> [WHAT IS ASKED] Type out the complete listing below word for word, without its pictures.

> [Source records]
· · · · ·

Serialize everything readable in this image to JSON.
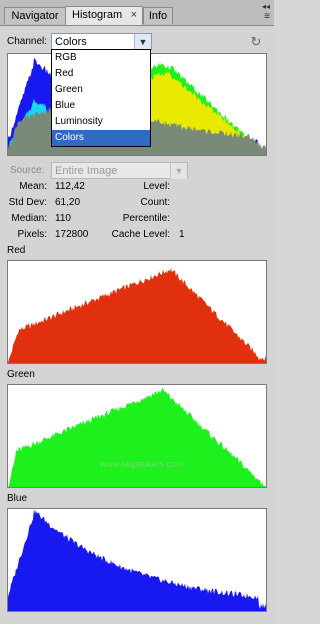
{
  "tabs": [
    {
      "label": "Navigator"
    },
    {
      "label": "Histogram",
      "close": "×"
    },
    {
      "label": "Info"
    }
  ],
  "top_icons": {
    "collapse": "◂◂",
    "menu": "≡"
  },
  "channel": {
    "label": "Channel:",
    "selected": "Colors",
    "options": [
      "RGB",
      "Red",
      "Green",
      "Blue",
      "Luminosity",
      "Colors"
    ]
  },
  "source": {
    "label": "Source:",
    "value": "Entire Image"
  },
  "stats": {
    "mean": {
      "label": "Mean:",
      "value": "112,42"
    },
    "std_dev": {
      "label": "Std Dev:",
      "value": "61,20"
    },
    "median": {
      "label": "Median:",
      "value": "110"
    },
    "pixels": {
      "label": "Pixels:",
      "value": "172800"
    },
    "level": {
      "label": "Level:",
      "value": ""
    },
    "count": {
      "label": "Count:",
      "value": ""
    },
    "percentile": {
      "label": "Percentile:",
      "value": ""
    },
    "cache_level": {
      "label": "Cache Level:",
      "value": "1"
    }
  },
  "channels_panels": [
    {
      "label": "Red",
      "color": "#e0300e"
    },
    {
      "label": "Green",
      "color": "#1ef01e"
    },
    {
      "label": "Blue",
      "color": "#1818f0"
    }
  ],
  "watermark": "www.skiptalkers.com",
  "colors": {
    "composite_gray": "#7a8a78",
    "yellow": "#e8e800",
    "red": "#e0300e",
    "green": "#1ef01e",
    "blue": "#1818f0",
    "cyan": "#18d8f0"
  }
}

· · · · ·

> [OUTPUT OF THE TASK]
Serialize everything readable in this image to JSON.
{
  "tabs": [
    {
      "label": "Navigator"
    },
    {
      "label": "Histogram",
      "close": "×"
    },
    {
      "label": "Info"
    }
  ],
  "top_icons": {
    "collapse": "◂◂",
    "menu": "≡"
  },
  "channel": {
    "label": "Channel:",
    "selected": "Colors",
    "options": [
      "RGB",
      "Red",
      "Green",
      "Blue",
      "Luminosity",
      "Colors"
    ]
  },
  "source": {
    "label": "Source:",
    "value": "Entire Image"
  },
  "stats": {
    "mean": {
      "label": "Mean:",
      "value": "112,42"
    },
    "std_dev": {
      "label": "Std Dev:",
      "value": "61,20"
    },
    "median": {
      "label": "Median:",
      "value": "110"
    },
    "pixels": {
      "label": "Pixels:",
      "value": "172800"
    },
    "level": {
      "label": "Level:",
      "value": ""
    },
    "count": {
      "label": "Count:",
      "value": ""
    },
    "percentile": {
      "label": "Percentile:",
      "value": ""
    },
    "cache_level": {
      "label": "Cache Level:",
      "value": "1"
    }
  },
  "channels_panels": [
    {
      "label": "Red",
      "color": "#e0300e"
    },
    {
      "label": "Green",
      "color": "#1ef01e"
    },
    {
      "label": "Blue",
      "color": "#1818f0"
    }
  ],
  "watermark": "www.skiptalkers.com",
  "colors": {
    "composite_gray": "#7a8a78",
    "yellow": "#e8e800",
    "red": "#e0300e",
    "green": "#1ef01e",
    "blue": "#1818f0",
    "cyan": "#18d8f0"
  }
}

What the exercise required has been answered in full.